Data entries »
***

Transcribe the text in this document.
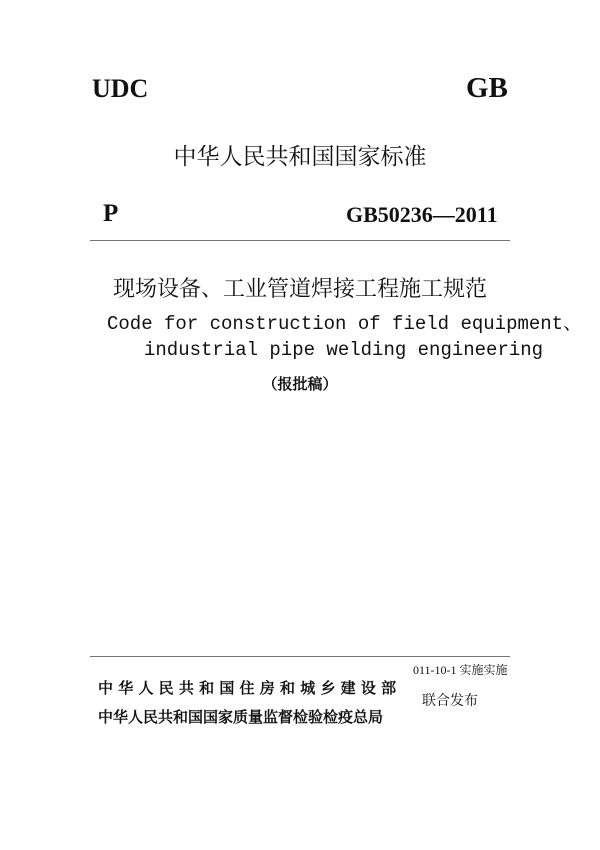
UDC	GB
中华人民共和国国家标准
P	GB50236—2011
现场设备、工业管道焊接工程施工规范
Code for construction of field equipment、
industrial pipe welding engineering
（报批稿）
中 华 人 民 共 和 国 住 房 和 城 乡 建 设 部
中华人民共和国国家质量监督检验检疫总局
011-10-1 实施实施
联合发布
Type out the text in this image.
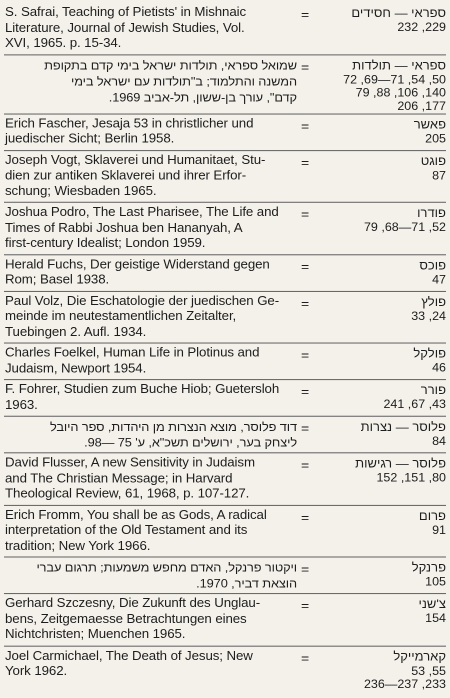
S. Safrai, Teaching of Pietists' in Mishnaic
Literature, Journal of Jewish Studies, Vol.
XVI, 1965. p. 15-34.
=	ספראי — חסידים
232 ,229
שמואל ספראי, תולדות ישראל בימי קדם בתקופת
המשנה והתלמוד; ב"תולדות עם ישראל בימי
קדם", עורך בן-ששון, תל-אביב 1969.
=	ספראי — תולדות
72 ,69—71 ,54 ,50
79 ,88 ,106 ,140
206 ,177
Erich Fascher, Jesaja 53 in christlicher und
juedischer Sicht; Berlin 1958.
=	פאשר
205
Joseph Vogt, Sklaverei und Humanitaet, Stu-
dien zur antiken Sklaverei und ihrer Erfor-
schung; Wiesbaden 1965.
=	פוגט
87
Joshua Podro, The Last Pharisee, The Life and
Times of Rabbi Joshua ben Hananyah, A
first-century Idealist; London 1959.
=	פודרו
79 ,68—71 ,52
Herald Fuchs, Der geistige Widerstand gegen
Rom; Basel 1938.
=	פוכס
47
Paul Volz, Die Eschatologie der juedischen Ge-
meinde im neutestamentlichen Zeitalter,
Tuebingen 2. Aufl. 1934.
=	פולץ
33 ,24
Charles Foelkel, Human Life in Plotinus and
Judaism, Newport 1954.
=	פולקל
46
F. Fohrer, Studien zum Buche Hiob; Guetersloh
1963.
=	פורר
241 ,67 ,43
דוד פלוסר, מוצא הנצרות מן היהדות, ספר היובל
ליצחק בער, ירושלים תשכ"א, ע' 75 —98.
=	פלוסר — נצרות
84
David Flusser, A new Sensitivity in Judaism
and The Christian Message; in Harvard
Theological Review, 61, 1968, p. 107-127.
=	פלוסר — רגישות
152 ,151 ,80
Erich Fromm, You shall be as Gods, A radical
interpretation of the Old Testament and its
tradition; New York 1966.
=	פרום
91
ויקטור פרנקל, האדם מחפש משמעות; תרגום עברי
הוצאת דביר, 1970.
=	פרנקל
105
Gerhard Szczesny, Die Zukunft des Unglau-
bens, Zeitgemaesse Betrachtungen eines
Nichtchristen; Muenchen 1965.
=	צ'שני
154
Joel Carmichael, The Death of Jesus; New
York 1962.
=	קארמייקל
53 ,55
236—237 ,233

***

Task details » The word "ישראל" may occur in lines of the records. Report how many such lines there are, giving only the number.

Expected answer » 2